··· MATERIAL FOR THIS TASK

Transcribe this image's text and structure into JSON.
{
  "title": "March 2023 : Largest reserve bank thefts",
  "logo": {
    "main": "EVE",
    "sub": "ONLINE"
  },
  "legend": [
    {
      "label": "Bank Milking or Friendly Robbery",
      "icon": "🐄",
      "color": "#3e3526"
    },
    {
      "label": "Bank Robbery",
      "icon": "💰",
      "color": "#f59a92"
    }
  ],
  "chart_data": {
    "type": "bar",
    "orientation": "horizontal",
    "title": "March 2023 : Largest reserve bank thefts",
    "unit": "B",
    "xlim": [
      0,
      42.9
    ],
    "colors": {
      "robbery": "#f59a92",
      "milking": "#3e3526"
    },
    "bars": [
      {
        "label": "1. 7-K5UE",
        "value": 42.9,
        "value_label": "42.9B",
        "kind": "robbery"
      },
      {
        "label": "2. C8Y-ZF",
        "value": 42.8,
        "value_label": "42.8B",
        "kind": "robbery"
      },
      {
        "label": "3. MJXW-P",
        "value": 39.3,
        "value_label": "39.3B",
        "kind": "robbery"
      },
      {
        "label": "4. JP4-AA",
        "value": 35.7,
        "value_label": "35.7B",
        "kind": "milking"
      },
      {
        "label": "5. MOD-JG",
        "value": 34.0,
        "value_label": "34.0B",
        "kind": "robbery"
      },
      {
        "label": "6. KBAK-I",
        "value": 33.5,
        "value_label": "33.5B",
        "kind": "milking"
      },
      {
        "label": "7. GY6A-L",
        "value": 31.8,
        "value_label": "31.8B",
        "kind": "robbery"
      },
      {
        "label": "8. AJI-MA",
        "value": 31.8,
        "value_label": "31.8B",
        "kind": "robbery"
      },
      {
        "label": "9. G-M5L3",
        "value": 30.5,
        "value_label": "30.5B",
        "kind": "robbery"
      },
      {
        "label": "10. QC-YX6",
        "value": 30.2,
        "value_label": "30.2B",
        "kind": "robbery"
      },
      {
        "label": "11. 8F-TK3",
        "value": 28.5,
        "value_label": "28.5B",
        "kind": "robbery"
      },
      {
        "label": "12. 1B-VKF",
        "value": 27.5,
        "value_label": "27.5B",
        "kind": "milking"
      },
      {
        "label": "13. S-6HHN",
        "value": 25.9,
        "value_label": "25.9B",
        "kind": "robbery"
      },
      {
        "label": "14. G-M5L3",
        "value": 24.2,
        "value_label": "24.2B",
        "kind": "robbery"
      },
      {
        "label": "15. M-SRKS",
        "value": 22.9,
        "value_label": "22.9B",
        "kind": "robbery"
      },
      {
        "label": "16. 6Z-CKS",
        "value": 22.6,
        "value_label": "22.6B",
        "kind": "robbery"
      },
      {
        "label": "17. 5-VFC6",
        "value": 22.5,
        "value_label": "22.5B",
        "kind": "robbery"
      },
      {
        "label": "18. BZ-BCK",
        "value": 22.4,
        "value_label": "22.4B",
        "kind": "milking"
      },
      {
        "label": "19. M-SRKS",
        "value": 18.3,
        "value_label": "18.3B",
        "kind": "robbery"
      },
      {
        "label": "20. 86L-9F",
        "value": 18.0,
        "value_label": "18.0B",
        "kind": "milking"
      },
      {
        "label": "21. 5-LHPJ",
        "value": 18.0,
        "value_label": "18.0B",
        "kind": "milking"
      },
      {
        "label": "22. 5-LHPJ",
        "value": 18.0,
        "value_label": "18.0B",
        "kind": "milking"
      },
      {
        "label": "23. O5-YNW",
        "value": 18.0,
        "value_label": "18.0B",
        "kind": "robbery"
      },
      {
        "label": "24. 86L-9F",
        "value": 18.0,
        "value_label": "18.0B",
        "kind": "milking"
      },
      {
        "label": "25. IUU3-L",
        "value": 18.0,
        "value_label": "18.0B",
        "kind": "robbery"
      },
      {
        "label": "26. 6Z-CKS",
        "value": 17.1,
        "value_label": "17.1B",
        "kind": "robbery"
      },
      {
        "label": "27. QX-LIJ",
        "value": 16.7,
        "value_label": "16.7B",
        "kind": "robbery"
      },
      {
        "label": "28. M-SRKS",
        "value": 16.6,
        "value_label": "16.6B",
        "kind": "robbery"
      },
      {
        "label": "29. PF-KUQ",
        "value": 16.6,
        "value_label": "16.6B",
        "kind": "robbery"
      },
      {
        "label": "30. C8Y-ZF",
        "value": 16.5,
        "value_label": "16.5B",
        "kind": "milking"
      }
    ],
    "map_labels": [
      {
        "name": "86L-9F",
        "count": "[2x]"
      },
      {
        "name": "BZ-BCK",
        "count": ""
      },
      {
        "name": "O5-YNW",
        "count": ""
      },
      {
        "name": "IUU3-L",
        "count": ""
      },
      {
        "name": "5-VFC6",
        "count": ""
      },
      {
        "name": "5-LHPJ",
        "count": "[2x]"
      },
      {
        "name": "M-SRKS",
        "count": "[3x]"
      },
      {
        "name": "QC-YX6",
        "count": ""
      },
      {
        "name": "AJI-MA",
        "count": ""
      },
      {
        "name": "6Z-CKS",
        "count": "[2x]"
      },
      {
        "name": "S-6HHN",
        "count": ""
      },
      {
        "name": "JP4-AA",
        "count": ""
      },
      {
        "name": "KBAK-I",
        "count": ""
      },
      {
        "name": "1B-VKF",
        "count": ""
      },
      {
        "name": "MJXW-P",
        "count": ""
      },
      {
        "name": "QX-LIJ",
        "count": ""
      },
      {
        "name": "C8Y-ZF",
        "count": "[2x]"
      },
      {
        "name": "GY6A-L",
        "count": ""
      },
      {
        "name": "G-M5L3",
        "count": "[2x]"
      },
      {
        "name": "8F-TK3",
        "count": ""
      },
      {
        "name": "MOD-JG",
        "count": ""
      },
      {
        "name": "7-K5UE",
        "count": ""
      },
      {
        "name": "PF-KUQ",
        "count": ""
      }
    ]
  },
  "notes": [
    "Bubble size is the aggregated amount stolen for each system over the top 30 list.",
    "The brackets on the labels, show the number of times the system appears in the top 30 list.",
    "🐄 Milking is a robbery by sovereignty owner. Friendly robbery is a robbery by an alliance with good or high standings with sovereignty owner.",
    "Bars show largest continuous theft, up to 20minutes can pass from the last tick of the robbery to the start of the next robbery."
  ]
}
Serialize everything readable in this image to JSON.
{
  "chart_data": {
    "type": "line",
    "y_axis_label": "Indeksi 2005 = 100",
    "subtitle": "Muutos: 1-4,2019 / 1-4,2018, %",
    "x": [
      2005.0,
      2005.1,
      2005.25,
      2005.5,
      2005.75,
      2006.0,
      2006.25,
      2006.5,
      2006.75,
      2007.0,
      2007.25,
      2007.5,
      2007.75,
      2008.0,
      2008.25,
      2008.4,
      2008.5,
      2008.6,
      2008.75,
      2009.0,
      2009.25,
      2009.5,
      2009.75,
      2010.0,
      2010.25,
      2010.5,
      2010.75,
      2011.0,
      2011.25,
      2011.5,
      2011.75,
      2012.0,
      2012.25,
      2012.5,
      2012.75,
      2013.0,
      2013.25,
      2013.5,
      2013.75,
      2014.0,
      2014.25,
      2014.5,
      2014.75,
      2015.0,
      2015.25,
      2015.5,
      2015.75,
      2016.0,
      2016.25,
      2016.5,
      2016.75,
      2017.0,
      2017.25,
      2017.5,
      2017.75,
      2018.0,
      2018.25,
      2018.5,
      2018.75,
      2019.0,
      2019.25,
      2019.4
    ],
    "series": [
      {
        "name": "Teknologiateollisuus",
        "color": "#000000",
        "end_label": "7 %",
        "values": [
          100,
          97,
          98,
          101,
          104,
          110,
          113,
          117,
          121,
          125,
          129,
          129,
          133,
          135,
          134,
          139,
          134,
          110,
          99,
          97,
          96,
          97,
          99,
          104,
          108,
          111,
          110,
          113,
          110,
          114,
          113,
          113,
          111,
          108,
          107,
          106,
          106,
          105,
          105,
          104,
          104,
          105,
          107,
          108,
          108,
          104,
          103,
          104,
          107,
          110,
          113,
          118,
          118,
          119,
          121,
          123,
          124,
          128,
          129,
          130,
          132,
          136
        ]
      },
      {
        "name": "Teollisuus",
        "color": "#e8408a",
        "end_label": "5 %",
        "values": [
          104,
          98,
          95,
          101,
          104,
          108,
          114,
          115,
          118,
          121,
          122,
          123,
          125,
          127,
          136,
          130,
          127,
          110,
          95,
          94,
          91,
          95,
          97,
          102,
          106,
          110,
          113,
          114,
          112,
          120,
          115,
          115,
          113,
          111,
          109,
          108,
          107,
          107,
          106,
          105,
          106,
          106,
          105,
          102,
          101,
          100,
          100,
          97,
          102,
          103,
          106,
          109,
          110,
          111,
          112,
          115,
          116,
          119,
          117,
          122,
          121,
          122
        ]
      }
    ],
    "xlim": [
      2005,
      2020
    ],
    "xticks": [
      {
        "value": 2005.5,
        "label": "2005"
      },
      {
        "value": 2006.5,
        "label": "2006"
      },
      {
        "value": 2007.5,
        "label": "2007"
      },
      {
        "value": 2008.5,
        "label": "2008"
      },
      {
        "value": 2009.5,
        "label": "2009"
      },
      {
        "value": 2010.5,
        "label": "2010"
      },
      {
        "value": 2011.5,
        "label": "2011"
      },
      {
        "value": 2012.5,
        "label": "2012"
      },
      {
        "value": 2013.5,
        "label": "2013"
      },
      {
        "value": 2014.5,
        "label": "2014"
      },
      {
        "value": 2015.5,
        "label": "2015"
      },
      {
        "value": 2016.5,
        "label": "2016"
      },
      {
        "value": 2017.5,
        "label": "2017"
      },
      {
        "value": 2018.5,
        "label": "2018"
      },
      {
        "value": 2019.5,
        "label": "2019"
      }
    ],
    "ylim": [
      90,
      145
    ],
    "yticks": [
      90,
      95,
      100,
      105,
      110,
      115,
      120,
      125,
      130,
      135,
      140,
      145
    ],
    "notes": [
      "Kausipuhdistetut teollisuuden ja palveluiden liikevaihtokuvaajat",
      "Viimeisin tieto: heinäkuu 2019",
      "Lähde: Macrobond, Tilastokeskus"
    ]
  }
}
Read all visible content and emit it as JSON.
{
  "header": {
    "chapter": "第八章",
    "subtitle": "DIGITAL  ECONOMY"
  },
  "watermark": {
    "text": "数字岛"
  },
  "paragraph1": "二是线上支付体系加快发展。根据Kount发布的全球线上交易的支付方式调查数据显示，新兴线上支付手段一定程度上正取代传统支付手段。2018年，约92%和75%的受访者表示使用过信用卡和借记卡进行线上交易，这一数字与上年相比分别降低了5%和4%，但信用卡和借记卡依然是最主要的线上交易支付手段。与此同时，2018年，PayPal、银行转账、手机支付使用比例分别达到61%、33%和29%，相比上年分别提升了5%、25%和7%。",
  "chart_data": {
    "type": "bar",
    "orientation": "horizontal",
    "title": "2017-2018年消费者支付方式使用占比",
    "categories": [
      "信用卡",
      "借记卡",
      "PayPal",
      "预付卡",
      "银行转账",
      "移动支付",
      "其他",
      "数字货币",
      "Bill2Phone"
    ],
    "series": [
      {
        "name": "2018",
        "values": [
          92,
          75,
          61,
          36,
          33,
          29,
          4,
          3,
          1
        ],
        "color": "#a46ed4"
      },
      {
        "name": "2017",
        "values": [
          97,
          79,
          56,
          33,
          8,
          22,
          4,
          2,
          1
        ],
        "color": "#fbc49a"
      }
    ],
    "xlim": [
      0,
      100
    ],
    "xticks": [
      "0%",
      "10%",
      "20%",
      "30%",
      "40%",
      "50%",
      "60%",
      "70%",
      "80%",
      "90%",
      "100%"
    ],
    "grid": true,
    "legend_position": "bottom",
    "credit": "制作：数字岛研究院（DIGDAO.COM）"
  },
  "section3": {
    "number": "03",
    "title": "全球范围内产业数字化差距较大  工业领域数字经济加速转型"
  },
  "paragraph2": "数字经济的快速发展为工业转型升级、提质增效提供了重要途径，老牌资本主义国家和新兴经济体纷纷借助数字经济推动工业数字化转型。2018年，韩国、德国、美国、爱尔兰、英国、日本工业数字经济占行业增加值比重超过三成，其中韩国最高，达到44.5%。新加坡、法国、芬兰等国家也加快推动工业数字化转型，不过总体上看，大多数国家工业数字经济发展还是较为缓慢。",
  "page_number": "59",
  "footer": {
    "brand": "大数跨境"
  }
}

······

▶ GIVEN PROBLEM
Find the word "银行转账" in the entries, and copy every line it shows up in.

▶ WRITTEN ANSWER
  "paragraph1": "二是线上支付体系加快发展。根据Kount发布的全球线上交易的支付方式调查数据显示，新兴线上支付手段一定程度上正取代传统支付手段。2018年，约92%和75%的受访者表示使用过信用卡和借记卡进行线上交易，这一数字与上年相比分别降低了5%和4%，但信用卡和借记卡依然是最主要的线上交易支付手段。与此同时，2018年，PayPal、银行转账、手机支付使用比例分别达到61%、33%和29%，相比上年分别提升了5%、25%和7%。",
      "银行转账",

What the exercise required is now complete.